[start]

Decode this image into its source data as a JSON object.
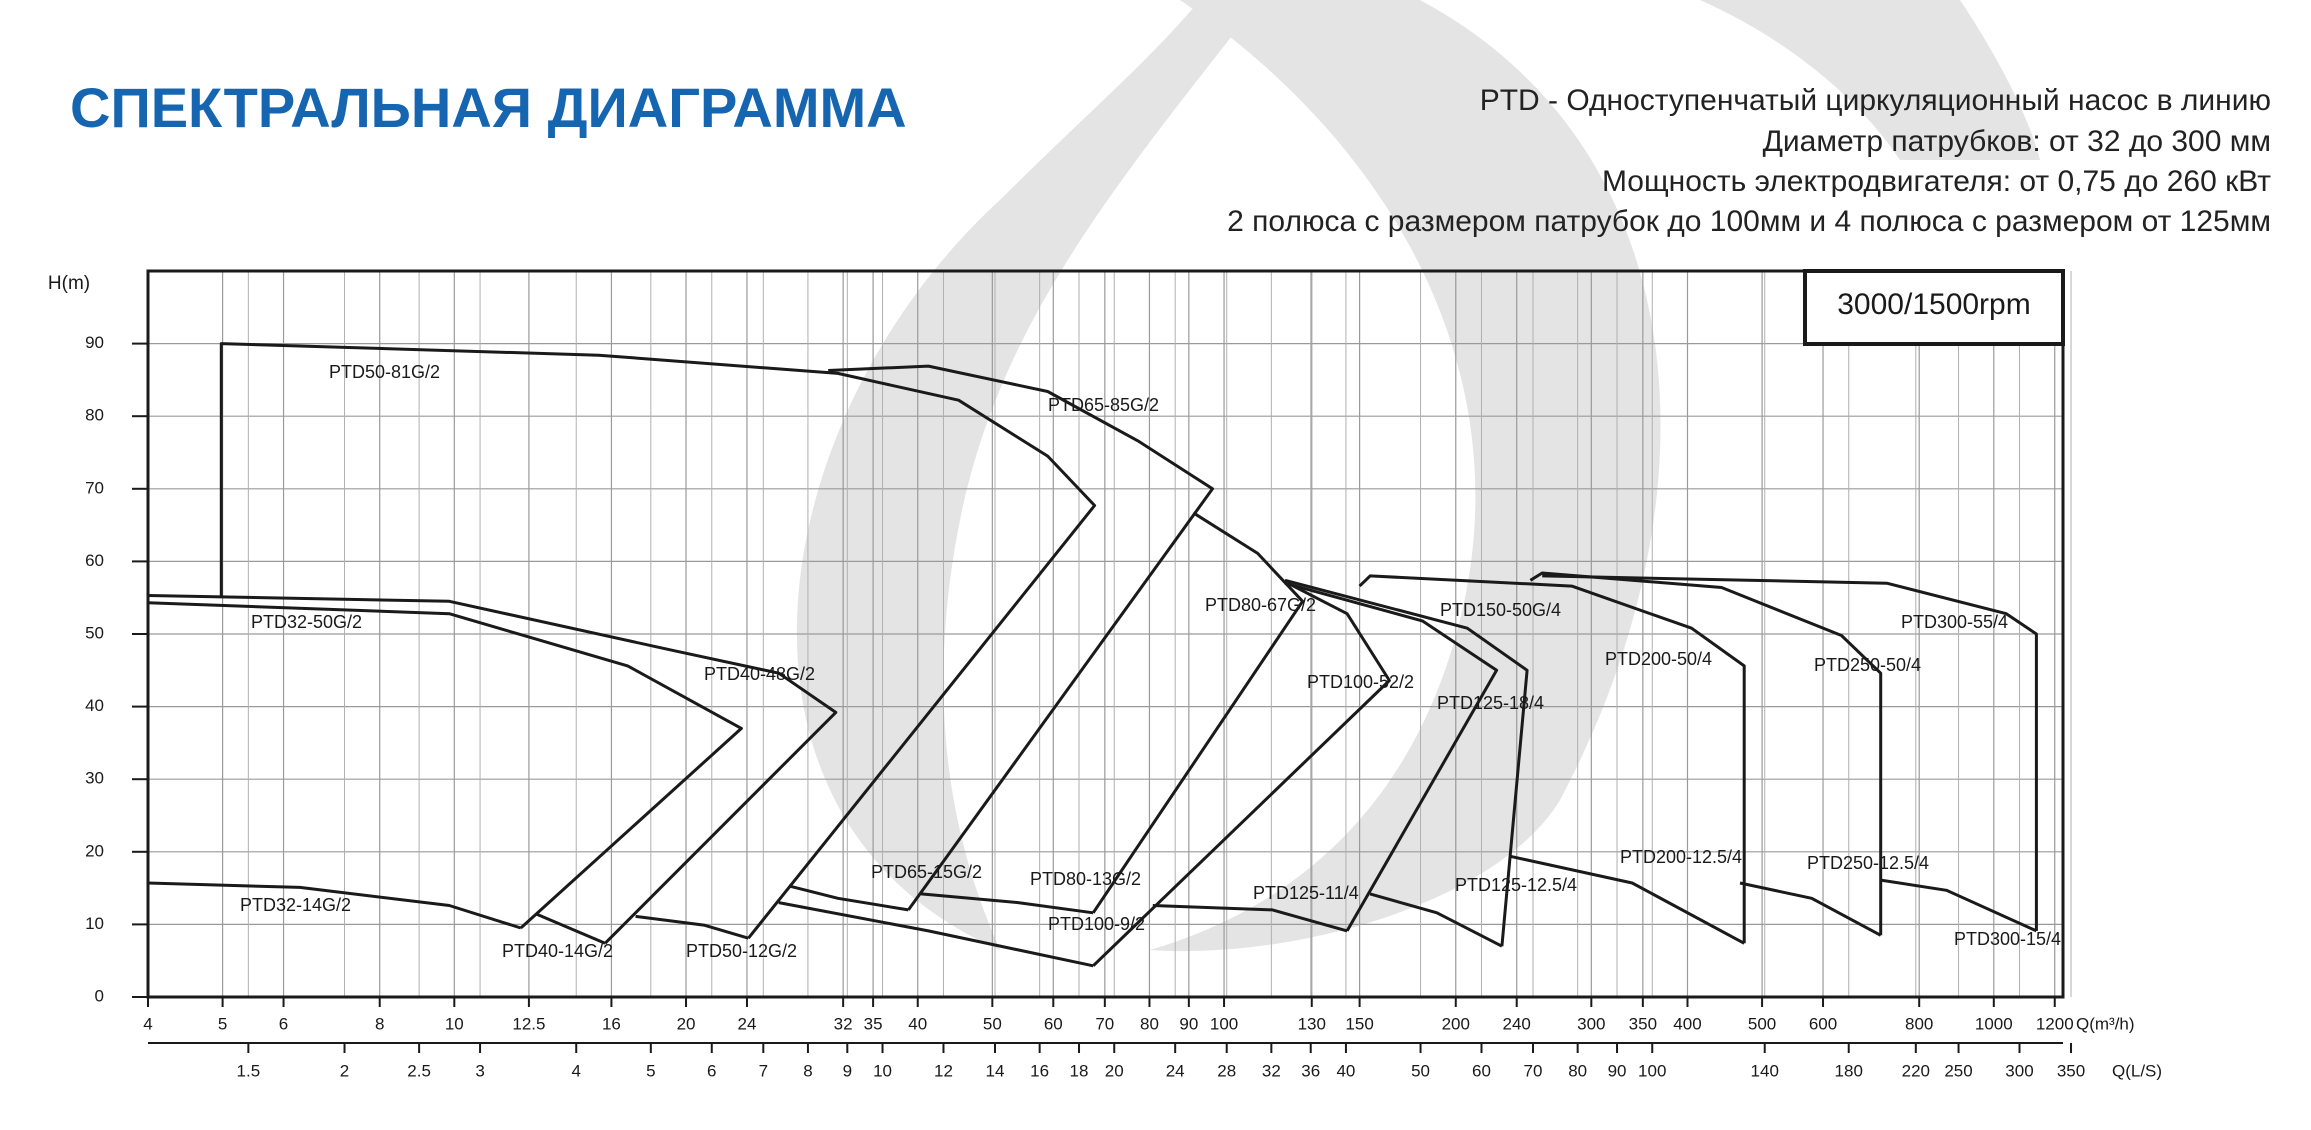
{
  "chart_data": {
    "type": "line",
    "title": "СПЕКТРАЛЬНАЯ ДИАГРАММА",
    "subtitle": [
      "PTD - Одноступенчатый циркуляционный насос в линию",
      "Диаметр патрубков: от 32 до 300 мм",
      "Мощность электродвигателя: от 0,75 до 260 кВт",
      "2 полюса с размером патрубок до 100мм и 4 полюса с размером от 125мм"
    ],
    "annotation": "3000/1500rpm",
    "ylabel": "H(m)",
    "xlabel": "Q(m³/h)",
    "x2label": "Q(L/S)",
    "xscale": "log",
    "grid": true,
    "color": "#1a1a1a",
    "xlim": [
      4,
      1230
    ],
    "xticks": [
      4,
      5,
      6,
      8,
      10,
      12.5,
      16,
      20,
      24,
      32,
      35,
      40,
      50,
      60,
      70,
      80,
      90,
      100,
      130,
      150,
      200,
      240,
      300,
      350,
      400,
      500,
      600,
      800,
      1000,
      1200
    ],
    "x2lim": [
      1.111,
      341.7
    ],
    "x2ticks": [
      1.5,
      2,
      2.5,
      3,
      4,
      5,
      6,
      7,
      8,
      9,
      10,
      12,
      14,
      16,
      18,
      20,
      24,
      28,
      32,
      36,
      40,
      50,
      60,
      70,
      80,
      90,
      100,
      140,
      180,
      220,
      250,
      300,
      350
    ],
    "ylim": [
      0,
      100
    ],
    "yticks": [
      0,
      10,
      20,
      30,
      40,
      50,
      60,
      70,
      80,
      90
    ],
    "series": [
      {
        "name": "PTD32-50G/2",
        "x": [
          4,
          9.85,
          16.8,
          23.6,
          12.2
        ],
        "values": [
          54.3,
          52.8,
          45.6,
          37.0,
          9.5
        ]
      },
      {
        "name": "PTD32-14G/2",
        "x": [
          4,
          6.3,
          9.85,
          12.2
        ],
        "values": [
          15.7,
          15.1,
          12.6,
          9.5
        ]
      },
      {
        "name": "PTD50-81G/2",
        "x": [
          4.98,
          4.98,
          15.4,
          31.5,
          45.2,
          59.0,
          67.9,
          24.1
        ],
        "values": [
          55.3,
          90.0,
          88.4,
          85.9,
          82.2,
          74.5,
          67.7,
          8.1
        ]
      },
      {
        "name": "PTD40-48G/2",
        "x": [
          4,
          9.85,
          19.3,
          26.4,
          31.3,
          15.7
        ],
        "values": [
          55.3,
          54.5,
          47.7,
          44.6,
          39.2,
          7.4
        ]
      },
      {
        "name": "PTD40-14G/2",
        "x": [
          12.8,
          15.7
        ],
        "values": [
          11.4,
          7.4
        ]
      },
      {
        "name": "PTD50-12G/2",
        "x": [
          17.2,
          21.1,
          24.1
        ],
        "values": [
          11.1,
          9.9,
          8.1
        ]
      },
      {
        "name": "PTD65-85G/2",
        "x": [
          30.6,
          41.3,
          59.0,
          77.3,
          96.6,
          38.9
        ],
        "values": [
          86.3,
          86.9,
          83.4,
          76.6,
          70.0,
          12.0
        ]
      },
      {
        "name": "PTD65-15G/2",
        "x": [
          27.2,
          31.5,
          38.9
        ],
        "values": [
          15.3,
          13.6,
          12.0
        ]
      },
      {
        "name": "PTD80-67G/2",
        "x": [
          91.2,
          110.6,
          126.5,
          67.6
        ],
        "values": [
          66.7,
          61.1,
          54.5,
          11.6
        ]
      },
      {
        "name": "PTD80-13G/2",
        "x": [
          40.4,
          54.0,
          67.6
        ],
        "values": [
          14.2,
          13.0,
          11.6
        ]
      },
      {
        "name": "PTD100-52/2",
        "x": [
          121,
          144.5,
          164,
          67.6
        ],
        "values": [
          57.0,
          52.8,
          43.6,
          4.3
        ]
      },
      {
        "name": "PTD100-9/2",
        "x": [
          26.4,
          41.3,
          67.6
        ],
        "values": [
          13.0,
          9.1,
          4.3
        ]
      },
      {
        "name": "PTD125-11/4",
        "x": [
          80.8,
          115.6,
          144.5
        ],
        "values": [
          12.6,
          12.0,
          9.1
        ]
      },
      {
        "name": "PTD125-18/4",
        "x": [
          120,
          181,
          226,
          144.5
        ],
        "values": [
          57.0,
          51.8,
          45.0,
          9.1
        ]
      },
      {
        "name": "PTD125-12.5/4",
        "x": [
          154.8,
          189,
          229.6
        ],
        "values": [
          14.2,
          11.6,
          7.0
        ]
      },
      {
        "name": "PTD150-50G/4",
        "x": [
          120,
          207,
          247.6,
          229.6
        ],
        "values": [
          57.4,
          50.8,
          45.0,
          7.0
        ]
      },
      {
        "name": "PTD200-50/4",
        "x": [
          150,
          154.8,
          283,
          405,
          474,
          474
        ],
        "values": [
          56.6,
          58.0,
          56.6,
          50.8,
          45.6,
          7.4
        ]
      },
      {
        "name": "PTD200-12.5/4",
        "x": [
          235,
          339,
          474
        ],
        "values": [
          19.4,
          15.7,
          7.4
        ]
      },
      {
        "name": "PTD250-50/4",
        "x": [
          250,
          259,
          443,
          634,
          713,
          713
        ],
        "values": [
          57.4,
          58.4,
          56.4,
          49.8,
          44.6,
          8.5
        ]
      },
      {
        "name": "PTD250-12.5/4",
        "x": [
          468,
          580,
          713
        ],
        "values": [
          15.7,
          13.6,
          8.5
        ]
      },
      {
        "name": "PTD300-55/4",
        "x": [
          259,
          726,
          1038,
          1136,
          1136
        ],
        "values": [
          58.0,
          57.0,
          52.8,
          50.0,
          9.1
        ]
      },
      {
        "name": "PTD300-15/4",
        "x": [
          713,
          868,
          1136
        ],
        "values": [
          16.1,
          14.7,
          9.1
        ]
      }
    ]
  }
}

[end]

### Stated exercise:
Make a word-for-word copy of the entries, without any pictures.

### Complete answer:
Decode this image into its source data as a JSON object.
{
  "chart_data": {
    "type": "line",
    "title": "СПЕКТРАЛЬНАЯ ДИАГРАММА",
    "subtitle": [
      "PTD - Одноступенчатый циркуляционный насос в линию",
      "Диаметр патрубков: от 32 до 300 мм",
      "Мощность электродвигателя: от 0,75 до 260 кВт",
      "2 полюса с размером патрубок до 100мм и 4 полюса с размером от 125мм"
    ],
    "annotation": "3000/1500rpm",
    "ylabel": "H(m)",
    "xlabel": "Q(m³/h)",
    "x2label": "Q(L/S)",
    "xscale": "log",
    "grid": true,
    "color": "#1a1a1a",
    "xlim": [
      4,
      1230
    ],
    "xticks": [
      4,
      5,
      6,
      8,
      10,
      12.5,
      16,
      20,
      24,
      32,
      35,
      40,
      50,
      60,
      70,
      80,
      90,
      100,
      130,
      150,
      200,
      240,
      300,
      350,
      400,
      500,
      600,
      800,
      1000,
      1200
    ],
    "x2lim": [
      1.111,
      341.7
    ],
    "x2ticks": [
      1.5,
      2,
      2.5,
      3,
      4,
      5,
      6,
      7,
      8,
      9,
      10,
      12,
      14,
      16,
      18,
      20,
      24,
      28,
      32,
      36,
      40,
      50,
      60,
      70,
      80,
      90,
      100,
      140,
      180,
      220,
      250,
      300,
      350
    ],
    "ylim": [
      0,
      100
    ],
    "yticks": [
      0,
      10,
      20,
      30,
      40,
      50,
      60,
      70,
      80,
      90
    ],
    "series": [
      {
        "name": "PTD32-50G/2",
        "x": [
          4,
          9.85,
          16.8,
          23.6,
          12.2
        ],
        "values": [
          54.3,
          52.8,
          45.6,
          37.0,
          9.5
        ]
      },
      {
        "name": "PTD32-14G/2",
        "x": [
          4,
          6.3,
          9.85,
          12.2
        ],
        "values": [
          15.7,
          15.1,
          12.6,
          9.5
        ]
      },
      {
        "name": "PTD50-81G/2",
        "x": [
          4.98,
          4.98,
          15.4,
          31.5,
          45.2,
          59.0,
          67.9,
          24.1
        ],
        "values": [
          55.3,
          90.0,
          88.4,
          85.9,
          82.2,
          74.5,
          67.7,
          8.1
        ]
      },
      {
        "name": "PTD40-48G/2",
        "x": [
          4,
          9.85,
          19.3,
          26.4,
          31.3,
          15.7
        ],
        "values": [
          55.3,
          54.5,
          47.7,
          44.6,
          39.2,
          7.4
        ]
      },
      {
        "name": "PTD40-14G/2",
        "x": [
          12.8,
          15.7
        ],
        "values": [
          11.4,
          7.4
        ]
      },
      {
        "name": "PTD50-12G/2",
        "x": [
          17.2,
          21.1,
          24.1
        ],
        "values": [
          11.1,
          9.9,
          8.1
        ]
      },
      {
        "name": "PTD65-85G/2",
        "x": [
          30.6,
          41.3,
          59.0,
          77.3,
          96.6,
          38.9
        ],
        "values": [
          86.3,
          86.9,
          83.4,
          76.6,
          70.0,
          12.0
        ]
      },
      {
        "name": "PTD65-15G/2",
        "x": [
          27.2,
          31.5,
          38.9
        ],
        "values": [
          15.3,
          13.6,
          12.0
        ]
      },
      {
        "name": "PTD80-67G/2",
        "x": [
          91.2,
          110.6,
          126.5,
          67.6
        ],
        "values": [
          66.7,
          61.1,
          54.5,
          11.6
        ]
      },
      {
        "name": "PTD80-13G/2",
        "x": [
          40.4,
          54.0,
          67.6
        ],
        "values": [
          14.2,
          13.0,
          11.6
        ]
      },
      {
        "name": "PTD100-52/2",
        "x": [
          121,
          144.5,
          164,
          67.6
        ],
        "values": [
          57.0,
          52.8,
          43.6,
          4.3
        ]
      },
      {
        "name": "PTD100-9/2",
        "x": [
          26.4,
          41.3,
          67.6
        ],
        "values": [
          13.0,
          9.1,
          4.3
        ]
      },
      {
        "name": "PTD125-11/4",
        "x": [
          80.8,
          115.6,
          144.5
        ],
        "values": [
          12.6,
          12.0,
          9.1
        ]
      },
      {
        "name": "PTD125-18/4",
        "x": [
          120,
          181,
          226,
          144.5
        ],
        "values": [
          57.0,
          51.8,
          45.0,
          9.1
        ]
      },
      {
        "name": "PTD125-12.5/4",
        "x": [
          154.8,
          189,
          229.6
        ],
        "values": [
          14.2,
          11.6,
          7.0
        ]
      },
      {
        "name": "PTD150-50G/4",
        "x": [
          120,
          207,
          247.6,
          229.6
        ],
        "values": [
          57.4,
          50.8,
          45.0,
          7.0
        ]
      },
      {
        "name": "PTD200-50/4",
        "x": [
          150,
          154.8,
          283,
          405,
          474,
          474
        ],
        "values": [
          56.6,
          58.0,
          56.6,
          50.8,
          45.6,
          7.4
        ]
      },
      {
        "name": "PTD200-12.5/4",
        "x": [
          235,
          339,
          474
        ],
        "values": [
          19.4,
          15.7,
          7.4
        ]
      },
      {
        "name": "PTD250-50/4",
        "x": [
          250,
          259,
          443,
          634,
          713,
          713
        ],
        "values": [
          57.4,
          58.4,
          56.4,
          49.8,
          44.6,
          8.5
        ]
      },
      {
        "name": "PTD250-12.5/4",
        "x": [
          468,
          580,
          713
        ],
        "values": [
          15.7,
          13.6,
          8.5
        ]
      },
      {
        "name": "PTD300-55/4",
        "x": [
          259,
          726,
          1038,
          1136,
          1136
        ],
        "values": [
          58.0,
          57.0,
          52.8,
          50.0,
          9.1
        ]
      },
      {
        "name": "PTD300-15/4",
        "x": [
          713,
          868,
          1136
        ],
        "values": [
          16.1,
          14.7,
          9.1
        ]
      }
    ]
  }
}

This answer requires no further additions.